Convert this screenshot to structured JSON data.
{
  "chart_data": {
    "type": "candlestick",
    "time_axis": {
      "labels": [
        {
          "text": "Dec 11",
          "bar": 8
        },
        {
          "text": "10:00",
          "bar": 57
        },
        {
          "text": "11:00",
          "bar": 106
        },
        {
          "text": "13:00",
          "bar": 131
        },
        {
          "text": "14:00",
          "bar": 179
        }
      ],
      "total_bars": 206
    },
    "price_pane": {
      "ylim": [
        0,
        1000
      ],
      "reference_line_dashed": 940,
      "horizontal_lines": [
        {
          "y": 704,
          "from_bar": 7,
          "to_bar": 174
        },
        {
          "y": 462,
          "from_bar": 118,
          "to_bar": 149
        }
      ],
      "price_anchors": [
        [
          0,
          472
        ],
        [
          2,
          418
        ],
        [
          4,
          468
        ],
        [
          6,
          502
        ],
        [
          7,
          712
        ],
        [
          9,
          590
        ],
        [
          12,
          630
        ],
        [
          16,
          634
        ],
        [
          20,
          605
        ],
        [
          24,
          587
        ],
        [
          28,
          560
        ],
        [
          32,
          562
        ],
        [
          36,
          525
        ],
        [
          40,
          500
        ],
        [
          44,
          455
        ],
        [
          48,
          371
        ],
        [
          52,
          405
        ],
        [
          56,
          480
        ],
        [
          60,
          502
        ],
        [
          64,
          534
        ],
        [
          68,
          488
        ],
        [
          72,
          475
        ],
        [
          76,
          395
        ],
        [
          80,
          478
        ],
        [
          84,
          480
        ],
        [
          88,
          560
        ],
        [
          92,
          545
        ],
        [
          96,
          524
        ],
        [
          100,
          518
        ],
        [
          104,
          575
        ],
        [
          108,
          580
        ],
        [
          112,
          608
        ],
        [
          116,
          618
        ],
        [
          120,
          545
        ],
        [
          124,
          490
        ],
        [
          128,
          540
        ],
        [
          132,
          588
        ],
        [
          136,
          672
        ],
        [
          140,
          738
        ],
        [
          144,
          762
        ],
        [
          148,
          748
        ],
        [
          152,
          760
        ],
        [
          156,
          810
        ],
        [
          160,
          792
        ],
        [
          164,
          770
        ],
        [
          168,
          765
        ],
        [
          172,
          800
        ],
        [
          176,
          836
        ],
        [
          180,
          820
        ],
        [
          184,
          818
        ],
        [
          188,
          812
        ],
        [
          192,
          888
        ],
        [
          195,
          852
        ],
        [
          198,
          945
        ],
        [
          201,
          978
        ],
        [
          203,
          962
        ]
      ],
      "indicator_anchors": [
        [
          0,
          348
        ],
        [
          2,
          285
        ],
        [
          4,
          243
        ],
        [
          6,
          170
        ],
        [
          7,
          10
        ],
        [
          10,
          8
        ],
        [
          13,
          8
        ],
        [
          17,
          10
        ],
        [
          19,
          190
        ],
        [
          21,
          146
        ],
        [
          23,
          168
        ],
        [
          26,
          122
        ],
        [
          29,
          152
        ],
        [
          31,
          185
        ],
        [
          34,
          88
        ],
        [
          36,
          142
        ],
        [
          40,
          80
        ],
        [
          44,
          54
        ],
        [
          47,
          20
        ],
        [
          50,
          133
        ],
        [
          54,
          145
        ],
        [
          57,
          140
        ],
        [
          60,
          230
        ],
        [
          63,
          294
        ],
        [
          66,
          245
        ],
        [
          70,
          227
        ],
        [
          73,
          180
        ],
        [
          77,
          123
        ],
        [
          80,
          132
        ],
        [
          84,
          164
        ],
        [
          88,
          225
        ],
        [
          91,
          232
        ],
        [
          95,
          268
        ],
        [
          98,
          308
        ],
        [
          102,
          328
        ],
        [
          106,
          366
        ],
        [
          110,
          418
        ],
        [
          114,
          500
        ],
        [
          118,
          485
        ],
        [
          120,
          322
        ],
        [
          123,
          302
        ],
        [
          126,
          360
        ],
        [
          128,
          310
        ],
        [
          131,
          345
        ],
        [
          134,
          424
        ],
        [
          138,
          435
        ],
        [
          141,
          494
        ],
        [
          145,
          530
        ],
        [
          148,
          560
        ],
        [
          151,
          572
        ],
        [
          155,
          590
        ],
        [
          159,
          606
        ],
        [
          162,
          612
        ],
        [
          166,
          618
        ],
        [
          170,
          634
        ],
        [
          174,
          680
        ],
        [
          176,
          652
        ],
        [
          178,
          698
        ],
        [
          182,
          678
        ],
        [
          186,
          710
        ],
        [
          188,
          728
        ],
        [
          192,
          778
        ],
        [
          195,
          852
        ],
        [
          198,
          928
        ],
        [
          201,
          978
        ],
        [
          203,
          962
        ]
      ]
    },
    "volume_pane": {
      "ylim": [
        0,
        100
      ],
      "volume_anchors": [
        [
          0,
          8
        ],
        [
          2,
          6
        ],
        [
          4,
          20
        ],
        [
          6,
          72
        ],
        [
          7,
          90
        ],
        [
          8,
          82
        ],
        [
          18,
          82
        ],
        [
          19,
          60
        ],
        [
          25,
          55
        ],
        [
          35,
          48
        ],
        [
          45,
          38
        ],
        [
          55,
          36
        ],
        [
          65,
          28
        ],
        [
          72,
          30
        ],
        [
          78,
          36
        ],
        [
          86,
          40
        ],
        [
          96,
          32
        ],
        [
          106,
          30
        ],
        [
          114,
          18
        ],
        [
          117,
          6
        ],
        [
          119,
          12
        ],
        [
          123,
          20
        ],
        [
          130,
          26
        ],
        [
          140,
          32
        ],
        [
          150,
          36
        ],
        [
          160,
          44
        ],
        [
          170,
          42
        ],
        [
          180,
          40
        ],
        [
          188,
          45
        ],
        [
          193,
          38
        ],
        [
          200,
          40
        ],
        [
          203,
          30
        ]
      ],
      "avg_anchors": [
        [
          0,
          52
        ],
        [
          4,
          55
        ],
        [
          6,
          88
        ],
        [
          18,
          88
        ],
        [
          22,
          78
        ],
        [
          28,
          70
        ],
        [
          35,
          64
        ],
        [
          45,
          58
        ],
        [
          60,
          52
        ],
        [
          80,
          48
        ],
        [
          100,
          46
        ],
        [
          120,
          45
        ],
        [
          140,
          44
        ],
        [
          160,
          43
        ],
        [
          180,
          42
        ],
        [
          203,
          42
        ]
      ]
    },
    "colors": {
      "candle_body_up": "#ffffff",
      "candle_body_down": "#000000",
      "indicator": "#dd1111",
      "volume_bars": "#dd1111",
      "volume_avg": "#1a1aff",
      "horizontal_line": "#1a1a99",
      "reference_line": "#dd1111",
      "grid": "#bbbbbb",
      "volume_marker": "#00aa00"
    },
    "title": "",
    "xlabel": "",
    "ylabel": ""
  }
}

^^^^^^^^

PROBLEM DESCRIPTION => Copy out the material word for word and line for line.

RESULT OF THE EXERCISE =>
Convert this screenshot to structured JSON data.
{
  "chart_data": {
    "type": "candlestick",
    "time_axis": {
      "labels": [
        {
          "text": "Dec 11",
          "bar": 8
        },
        {
          "text": "10:00",
          "bar": 57
        },
        {
          "text": "11:00",
          "bar": 106
        },
        {
          "text": "13:00",
          "bar": 131
        },
        {
          "text": "14:00",
          "bar": 179
        }
      ],
      "total_bars": 206
    },
    "price_pane": {
      "ylim": [
        0,
        1000
      ],
      "reference_line_dashed": 940,
      "horizontal_lines": [
        {
          "y": 704,
          "from_bar": 7,
          "to_bar": 174
        },
        {
          "y": 462,
          "from_bar": 118,
          "to_bar": 149
        }
      ],
      "price_anchors": [
        [
          0,
          472
        ],
        [
          2,
          418
        ],
        [
          4,
          468
        ],
        [
          6,
          502
        ],
        [
          7,
          712
        ],
        [
          9,
          590
        ],
        [
          12,
          630
        ],
        [
          16,
          634
        ],
        [
          20,
          605
        ],
        [
          24,
          587
        ],
        [
          28,
          560
        ],
        [
          32,
          562
        ],
        [
          36,
          525
        ],
        [
          40,
          500
        ],
        [
          44,
          455
        ],
        [
          48,
          371
        ],
        [
          52,
          405
        ],
        [
          56,
          480
        ],
        [
          60,
          502
        ],
        [
          64,
          534
        ],
        [
          68,
          488
        ],
        [
          72,
          475
        ],
        [
          76,
          395
        ],
        [
          80,
          478
        ],
        [
          84,
          480
        ],
        [
          88,
          560
        ],
        [
          92,
          545
        ],
        [
          96,
          524
        ],
        [
          100,
          518
        ],
        [
          104,
          575
        ],
        [
          108,
          580
        ],
        [
          112,
          608
        ],
        [
          116,
          618
        ],
        [
          120,
          545
        ],
        [
          124,
          490
        ],
        [
          128,
          540
        ],
        [
          132,
          588
        ],
        [
          136,
          672
        ],
        [
          140,
          738
        ],
        [
          144,
          762
        ],
        [
          148,
          748
        ],
        [
          152,
          760
        ],
        [
          156,
          810
        ],
        [
          160,
          792
        ],
        [
          164,
          770
        ],
        [
          168,
          765
        ],
        [
          172,
          800
        ],
        [
          176,
          836
        ],
        [
          180,
          820
        ],
        [
          184,
          818
        ],
        [
          188,
          812
        ],
        [
          192,
          888
        ],
        [
          195,
          852
        ],
        [
          198,
          945
        ],
        [
          201,
          978
        ],
        [
          203,
          962
        ]
      ],
      "indicator_anchors": [
        [
          0,
          348
        ],
        [
          2,
          285
        ],
        [
          4,
          243
        ],
        [
          6,
          170
        ],
        [
          7,
          10
        ],
        [
          10,
          8
        ],
        [
          13,
          8
        ],
        [
          17,
          10
        ],
        [
          19,
          190
        ],
        [
          21,
          146
        ],
        [
          23,
          168
        ],
        [
          26,
          122
        ],
        [
          29,
          152
        ],
        [
          31,
          185
        ],
        [
          34,
          88
        ],
        [
          36,
          142
        ],
        [
          40,
          80
        ],
        [
          44,
          54
        ],
        [
          47,
          20
        ],
        [
          50,
          133
        ],
        [
          54,
          145
        ],
        [
          57,
          140
        ],
        [
          60,
          230
        ],
        [
          63,
          294
        ],
        [
          66,
          245
        ],
        [
          70,
          227
        ],
        [
          73,
          180
        ],
        [
          77,
          123
        ],
        [
          80,
          132
        ],
        [
          84,
          164
        ],
        [
          88,
          225
        ],
        [
          91,
          232
        ],
        [
          95,
          268
        ],
        [
          98,
          308
        ],
        [
          102,
          328
        ],
        [
          106,
          366
        ],
        [
          110,
          418
        ],
        [
          114,
          500
        ],
        [
          118,
          485
        ],
        [
          120,
          322
        ],
        [
          123,
          302
        ],
        [
          126,
          360
        ],
        [
          128,
          310
        ],
        [
          131,
          345
        ],
        [
          134,
          424
        ],
        [
          138,
          435
        ],
        [
          141,
          494
        ],
        [
          145,
          530
        ],
        [
          148,
          560
        ],
        [
          151,
          572
        ],
        [
          155,
          590
        ],
        [
          159,
          606
        ],
        [
          162,
          612
        ],
        [
          166,
          618
        ],
        [
          170,
          634
        ],
        [
          174,
          680
        ],
        [
          176,
          652
        ],
        [
          178,
          698
        ],
        [
          182,
          678
        ],
        [
          186,
          710
        ],
        [
          188,
          728
        ],
        [
          192,
          778
        ],
        [
          195,
          852
        ],
        [
          198,
          928
        ],
        [
          201,
          978
        ],
        [
          203,
          962
        ]
      ]
    },
    "volume_pane": {
      "ylim": [
        0,
        100
      ],
      "volume_anchors": [
        [
          0,
          8
        ],
        [
          2,
          6
        ],
        [
          4,
          20
        ],
        [
          6,
          72
        ],
        [
          7,
          90
        ],
        [
          8,
          82
        ],
        [
          18,
          82
        ],
        [
          19,
          60
        ],
        [
          25,
          55
        ],
        [
          35,
          48
        ],
        [
          45,
          38
        ],
        [
          55,
          36
        ],
        [
          65,
          28
        ],
        [
          72,
          30
        ],
        [
          78,
          36
        ],
        [
          86,
          40
        ],
        [
          96,
          32
        ],
        [
          106,
          30
        ],
        [
          114,
          18
        ],
        [
          117,
          6
        ],
        [
          119,
          12
        ],
        [
          123,
          20
        ],
        [
          130,
          26
        ],
        [
          140,
          32
        ],
        [
          150,
          36
        ],
        [
          160,
          44
        ],
        [
          170,
          42
        ],
        [
          180,
          40
        ],
        [
          188,
          45
        ],
        [
          193,
          38
        ],
        [
          200,
          40
        ],
        [
          203,
          30
        ]
      ],
      "avg_anchors": [
        [
          0,
          52
        ],
        [
          4,
          55
        ],
        [
          6,
          88
        ],
        [
          18,
          88
        ],
        [
          22,
          78
        ],
        [
          28,
          70
        ],
        [
          35,
          64
        ],
        [
          45,
          58
        ],
        [
          60,
          52
        ],
        [
          80,
          48
        ],
        [
          100,
          46
        ],
        [
          120,
          45
        ],
        [
          140,
          44
        ],
        [
          160,
          43
        ],
        [
          180,
          42
        ],
        [
          203,
          42
        ]
      ]
    },
    "colors": {
      "candle_body_up": "#ffffff",
      "candle_body_down": "#000000",
      "indicator": "#dd1111",
      "volume_bars": "#dd1111",
      "volume_avg": "#1a1aff",
      "horizontal_line": "#1a1a99",
      "reference_line": "#dd1111",
      "grid": "#bbbbbb",
      "volume_marker": "#00aa00"
    },
    "title": "",
    "xlabel": "",
    "ylabel": ""
  }
}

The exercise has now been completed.